[Exercise aim] Lines containing the word "loãng" need to be counted. Please reply with how many there are, and nothing else.
※ ※ ※
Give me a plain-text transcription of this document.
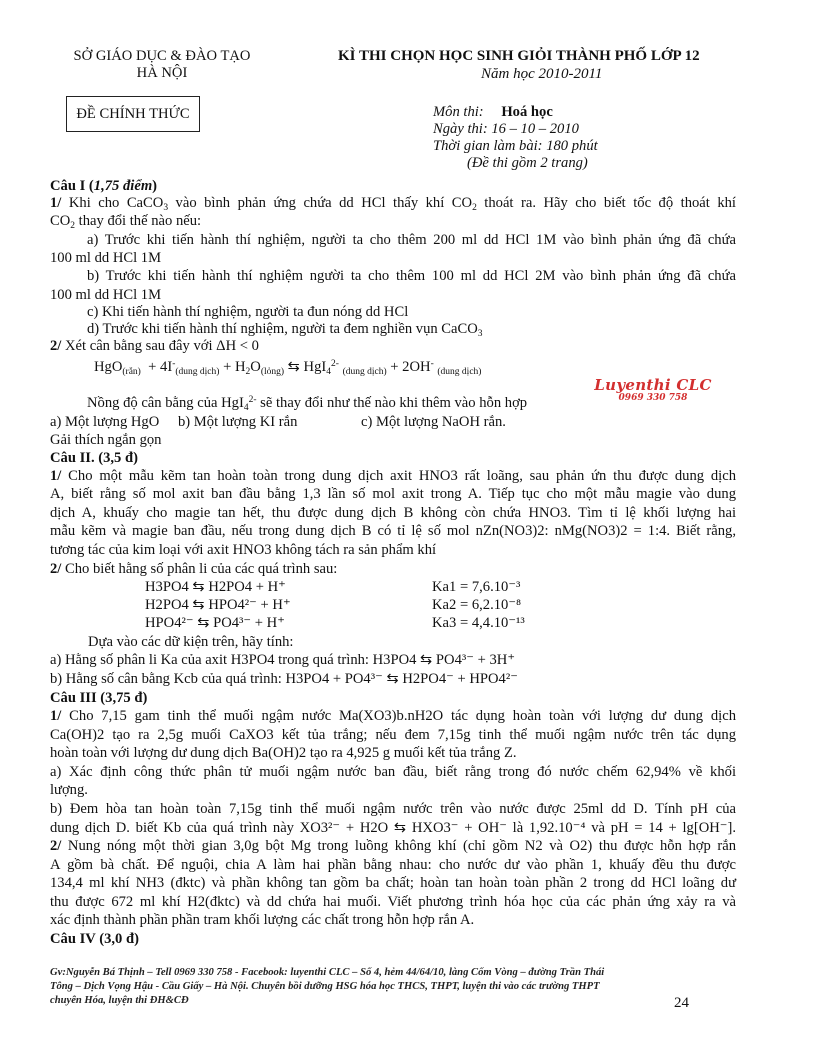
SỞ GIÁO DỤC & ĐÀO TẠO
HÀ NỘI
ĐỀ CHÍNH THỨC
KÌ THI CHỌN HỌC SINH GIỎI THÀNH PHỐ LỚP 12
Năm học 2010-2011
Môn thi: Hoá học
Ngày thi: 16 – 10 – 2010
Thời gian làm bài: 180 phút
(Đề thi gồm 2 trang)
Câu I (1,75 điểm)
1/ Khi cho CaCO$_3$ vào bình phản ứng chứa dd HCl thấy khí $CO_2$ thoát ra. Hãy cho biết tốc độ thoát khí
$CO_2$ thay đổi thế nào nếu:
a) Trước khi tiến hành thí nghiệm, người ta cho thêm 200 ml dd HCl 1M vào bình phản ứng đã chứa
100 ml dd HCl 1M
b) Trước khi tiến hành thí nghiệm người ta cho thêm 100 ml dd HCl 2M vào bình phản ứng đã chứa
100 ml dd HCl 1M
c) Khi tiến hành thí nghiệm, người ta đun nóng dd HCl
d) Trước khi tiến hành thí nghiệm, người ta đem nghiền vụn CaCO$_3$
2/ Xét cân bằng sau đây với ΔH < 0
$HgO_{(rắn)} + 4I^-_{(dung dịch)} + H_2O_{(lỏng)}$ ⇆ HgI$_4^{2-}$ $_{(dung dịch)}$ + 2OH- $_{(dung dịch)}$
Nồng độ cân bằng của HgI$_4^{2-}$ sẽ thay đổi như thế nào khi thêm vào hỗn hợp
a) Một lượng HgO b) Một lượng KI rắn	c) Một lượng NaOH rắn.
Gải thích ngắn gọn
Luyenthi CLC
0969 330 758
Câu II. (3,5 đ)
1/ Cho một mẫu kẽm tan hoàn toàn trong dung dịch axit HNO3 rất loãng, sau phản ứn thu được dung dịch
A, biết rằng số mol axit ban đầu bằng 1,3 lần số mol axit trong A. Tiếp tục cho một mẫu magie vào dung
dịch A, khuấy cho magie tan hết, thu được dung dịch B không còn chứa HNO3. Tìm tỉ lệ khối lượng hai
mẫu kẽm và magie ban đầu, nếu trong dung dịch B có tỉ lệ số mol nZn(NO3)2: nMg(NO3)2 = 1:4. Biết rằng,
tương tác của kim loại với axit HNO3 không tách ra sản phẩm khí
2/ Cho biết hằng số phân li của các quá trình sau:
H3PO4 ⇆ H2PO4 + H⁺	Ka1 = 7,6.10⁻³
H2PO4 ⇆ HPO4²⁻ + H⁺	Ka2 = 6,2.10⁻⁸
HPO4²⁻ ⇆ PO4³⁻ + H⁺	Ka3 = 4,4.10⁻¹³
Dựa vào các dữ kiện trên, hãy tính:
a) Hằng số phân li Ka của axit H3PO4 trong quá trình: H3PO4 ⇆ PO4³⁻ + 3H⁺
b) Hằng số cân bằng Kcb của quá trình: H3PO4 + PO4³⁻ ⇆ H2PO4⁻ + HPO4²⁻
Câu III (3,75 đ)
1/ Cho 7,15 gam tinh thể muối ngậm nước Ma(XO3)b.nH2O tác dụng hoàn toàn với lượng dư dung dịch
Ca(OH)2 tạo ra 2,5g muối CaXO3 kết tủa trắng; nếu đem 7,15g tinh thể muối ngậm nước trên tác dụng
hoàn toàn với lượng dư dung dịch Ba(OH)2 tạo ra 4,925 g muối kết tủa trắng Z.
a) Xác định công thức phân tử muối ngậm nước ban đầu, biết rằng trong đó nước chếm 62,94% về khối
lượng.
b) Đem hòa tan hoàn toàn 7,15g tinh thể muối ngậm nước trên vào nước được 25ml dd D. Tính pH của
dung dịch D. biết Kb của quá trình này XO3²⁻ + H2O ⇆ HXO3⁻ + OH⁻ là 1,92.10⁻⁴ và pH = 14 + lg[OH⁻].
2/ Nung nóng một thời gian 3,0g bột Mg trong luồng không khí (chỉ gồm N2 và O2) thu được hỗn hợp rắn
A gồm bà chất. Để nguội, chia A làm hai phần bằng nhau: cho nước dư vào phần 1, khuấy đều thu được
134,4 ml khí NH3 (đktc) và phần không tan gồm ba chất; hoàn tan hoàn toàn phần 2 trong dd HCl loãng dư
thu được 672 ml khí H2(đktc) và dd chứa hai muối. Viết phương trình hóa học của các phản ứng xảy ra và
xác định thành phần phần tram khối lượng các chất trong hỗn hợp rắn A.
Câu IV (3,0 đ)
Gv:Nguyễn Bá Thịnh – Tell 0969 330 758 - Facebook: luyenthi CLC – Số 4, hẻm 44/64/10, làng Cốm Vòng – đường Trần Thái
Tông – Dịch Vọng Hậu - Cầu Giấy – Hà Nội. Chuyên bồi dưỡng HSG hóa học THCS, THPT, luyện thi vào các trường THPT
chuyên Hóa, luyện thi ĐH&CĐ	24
※ ※ ※
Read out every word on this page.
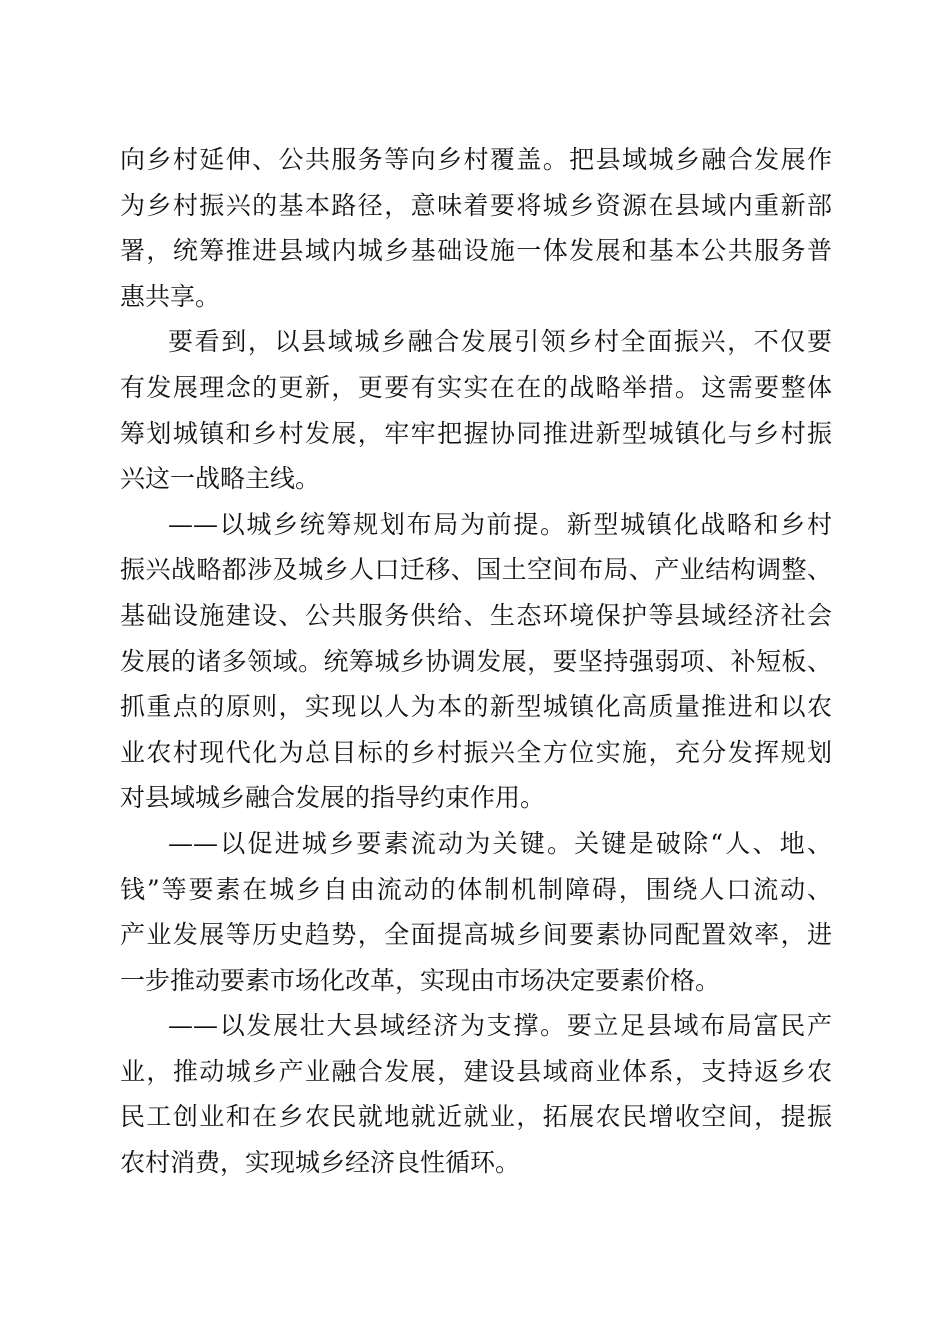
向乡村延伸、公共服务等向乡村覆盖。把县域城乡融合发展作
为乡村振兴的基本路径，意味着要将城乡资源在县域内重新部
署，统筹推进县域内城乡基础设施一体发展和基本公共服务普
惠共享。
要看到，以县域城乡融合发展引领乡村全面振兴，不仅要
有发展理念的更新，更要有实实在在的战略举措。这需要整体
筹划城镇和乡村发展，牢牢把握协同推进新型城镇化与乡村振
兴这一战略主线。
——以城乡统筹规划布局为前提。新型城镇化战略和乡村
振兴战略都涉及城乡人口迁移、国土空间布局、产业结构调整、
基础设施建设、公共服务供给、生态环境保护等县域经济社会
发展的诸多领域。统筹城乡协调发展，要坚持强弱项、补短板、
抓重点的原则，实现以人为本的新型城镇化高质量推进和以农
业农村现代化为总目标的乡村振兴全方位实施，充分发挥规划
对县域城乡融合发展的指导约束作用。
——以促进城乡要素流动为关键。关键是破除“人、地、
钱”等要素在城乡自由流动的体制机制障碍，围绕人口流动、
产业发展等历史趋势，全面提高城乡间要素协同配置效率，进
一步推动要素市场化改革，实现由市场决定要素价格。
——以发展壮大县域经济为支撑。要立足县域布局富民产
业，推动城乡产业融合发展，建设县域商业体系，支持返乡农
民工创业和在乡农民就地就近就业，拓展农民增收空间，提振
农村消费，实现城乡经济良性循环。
※ ※ ※
[Output] 2